Stated exercise → Repeat the full listing, word for word.

Stored data →
====

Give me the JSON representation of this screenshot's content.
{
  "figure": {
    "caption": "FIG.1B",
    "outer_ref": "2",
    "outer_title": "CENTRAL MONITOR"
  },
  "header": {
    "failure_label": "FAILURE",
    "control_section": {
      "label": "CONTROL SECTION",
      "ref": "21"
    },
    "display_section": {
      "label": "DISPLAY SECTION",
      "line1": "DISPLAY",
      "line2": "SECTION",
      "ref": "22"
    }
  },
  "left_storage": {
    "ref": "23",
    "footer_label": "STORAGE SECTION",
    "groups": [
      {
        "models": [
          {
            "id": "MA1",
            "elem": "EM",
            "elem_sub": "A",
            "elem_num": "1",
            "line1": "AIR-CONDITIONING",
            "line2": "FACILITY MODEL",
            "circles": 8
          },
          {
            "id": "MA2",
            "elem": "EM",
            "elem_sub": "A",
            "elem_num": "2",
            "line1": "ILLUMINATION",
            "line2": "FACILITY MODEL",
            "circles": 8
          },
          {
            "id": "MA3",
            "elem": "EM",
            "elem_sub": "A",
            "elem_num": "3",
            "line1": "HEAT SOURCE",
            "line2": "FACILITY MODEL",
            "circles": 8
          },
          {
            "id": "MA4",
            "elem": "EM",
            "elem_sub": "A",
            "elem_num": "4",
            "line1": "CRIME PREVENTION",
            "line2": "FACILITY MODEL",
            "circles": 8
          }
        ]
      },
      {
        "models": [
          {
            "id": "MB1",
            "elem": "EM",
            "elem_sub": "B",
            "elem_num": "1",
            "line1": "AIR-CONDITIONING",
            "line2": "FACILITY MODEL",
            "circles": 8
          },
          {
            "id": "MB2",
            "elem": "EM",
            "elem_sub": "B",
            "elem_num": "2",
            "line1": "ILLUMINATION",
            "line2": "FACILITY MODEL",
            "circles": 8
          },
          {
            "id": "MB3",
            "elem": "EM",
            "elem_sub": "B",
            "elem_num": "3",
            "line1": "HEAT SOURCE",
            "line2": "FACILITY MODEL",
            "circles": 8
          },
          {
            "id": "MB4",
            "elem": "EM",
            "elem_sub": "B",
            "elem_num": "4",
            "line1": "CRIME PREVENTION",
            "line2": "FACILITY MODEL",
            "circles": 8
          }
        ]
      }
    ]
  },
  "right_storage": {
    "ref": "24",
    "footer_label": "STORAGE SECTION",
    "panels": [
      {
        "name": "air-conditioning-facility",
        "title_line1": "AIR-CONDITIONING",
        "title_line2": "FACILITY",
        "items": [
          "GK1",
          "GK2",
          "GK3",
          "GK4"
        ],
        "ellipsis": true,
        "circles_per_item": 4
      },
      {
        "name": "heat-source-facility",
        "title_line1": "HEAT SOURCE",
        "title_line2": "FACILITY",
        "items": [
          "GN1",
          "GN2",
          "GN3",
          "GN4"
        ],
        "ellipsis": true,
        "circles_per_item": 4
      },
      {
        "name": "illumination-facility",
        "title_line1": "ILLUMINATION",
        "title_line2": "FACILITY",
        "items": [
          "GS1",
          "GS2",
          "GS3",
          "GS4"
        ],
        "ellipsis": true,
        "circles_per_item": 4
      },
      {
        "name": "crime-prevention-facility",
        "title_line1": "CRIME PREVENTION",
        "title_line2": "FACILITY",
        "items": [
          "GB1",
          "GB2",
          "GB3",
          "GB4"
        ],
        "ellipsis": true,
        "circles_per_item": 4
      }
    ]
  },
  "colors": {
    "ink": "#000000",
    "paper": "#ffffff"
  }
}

====

Written answer →
Give me the JSON representation of this screenshot's content.
{
  "figure": {
    "caption": "FIG.1B",
    "outer_ref": "2",
    "outer_title": "CENTRAL MONITOR"
  },
  "header": {
    "failure_label": "FAILURE",
    "control_section": {
      "label": "CONTROL SECTION",
      "ref": "21"
    },
    "display_section": {
      "label": "DISPLAY SECTION",
      "line1": "DISPLAY",
      "line2": "SECTION",
      "ref": "22"
    }
  },
  "left_storage": {
    "ref": "23",
    "footer_label": "STORAGE SECTION",
    "groups": [
      {
        "models": [
          {
            "id": "MA1",
            "elem": "EM",
            "elem_sub": "A",
            "elem_num": "1",
            "line1": "AIR-CONDITIONING",
            "line2": "FACILITY MODEL",
            "circles": 8
          },
          {
            "id": "MA2",
            "elem": "EM",
            "elem_sub": "A",
            "elem_num": "2",
            "line1": "ILLUMINATION",
            "line2": "FACILITY MODEL",
            "circles": 8
          },
          {
            "id": "MA3",
            "elem": "EM",
            "elem_sub": "A",
            "elem_num": "3",
            "line1": "HEAT SOURCE",
            "line2": "FACILITY MODEL",
            "circles": 8
          },
          {
            "id": "MA4",
            "elem": "EM",
            "elem_sub": "A",
            "elem_num": "4",
            "line1": "CRIME PREVENTION",
            "line2": "FACILITY MODEL",
            "circles": 8
          }
        ]
      },
      {
        "models": [
          {
            "id": "MB1",
            "elem": "EM",
            "elem_sub": "B",
            "elem_num": "1",
            "line1": "AIR-CONDITIONING",
            "line2": "FACILITY MODEL",
            "circles": 8
          },
          {
            "id": "MB2",
            "elem": "EM",
            "elem_sub": "B",
            "elem_num": "2",
            "line1": "ILLUMINATION",
            "line2": "FACILITY MODEL",
            "circles": 8
          },
          {
            "id": "MB3",
            "elem": "EM",
            "elem_sub": "B",
            "elem_num": "3",
            "line1": "HEAT SOURCE",
            "line2": "FACILITY MODEL",
            "circles": 8
          },
          {
            "id": "MB4",
            "elem": "EM",
            "elem_sub": "B",
            "elem_num": "4",
            "line1": "CRIME PREVENTION",
            "line2": "FACILITY MODEL",
            "circles": 8
          }
        ]
      }
    ]
  },
  "right_storage": {
    "ref": "24",
    "footer_label": "STORAGE SECTION",
    "panels": [
      {
        "name": "air-conditioning-facility",
        "title_line1": "AIR-CONDITIONING",
        "title_line2": "FACILITY",
        "items": [
          "GK1",
          "GK2",
          "GK3",
          "GK4"
        ],
        "ellipsis": true,
        "circles_per_item": 4
      },
      {
        "name": "heat-source-facility",
        "title_line1": "HEAT SOURCE",
        "title_line2": "FACILITY",
        "items": [
          "GN1",
          "GN2",
          "GN3",
          "GN4"
        ],
        "ellipsis": true,
        "circles_per_item": 4
      },
      {
        "name": "illumination-facility",
        "title_line1": "ILLUMINATION",
        "title_line2": "FACILITY",
        "items": [
          "GS1",
          "GS2",
          "GS3",
          "GS4"
        ],
        "ellipsis": true,
        "circles_per_item": 4
      },
      {
        "name": "crime-prevention-facility",
        "title_line1": "CRIME PREVENTION",
        "title_line2": "FACILITY",
        "items": [
          "GB1",
          "GB2",
          "GB3",
          "GB4"
        ],
        "ellipsis": true,
        "circles_per_item": 4
      }
    ]
  },
  "colors": {
    "ink": "#000000",
    "paper": "#ffffff"
  }
}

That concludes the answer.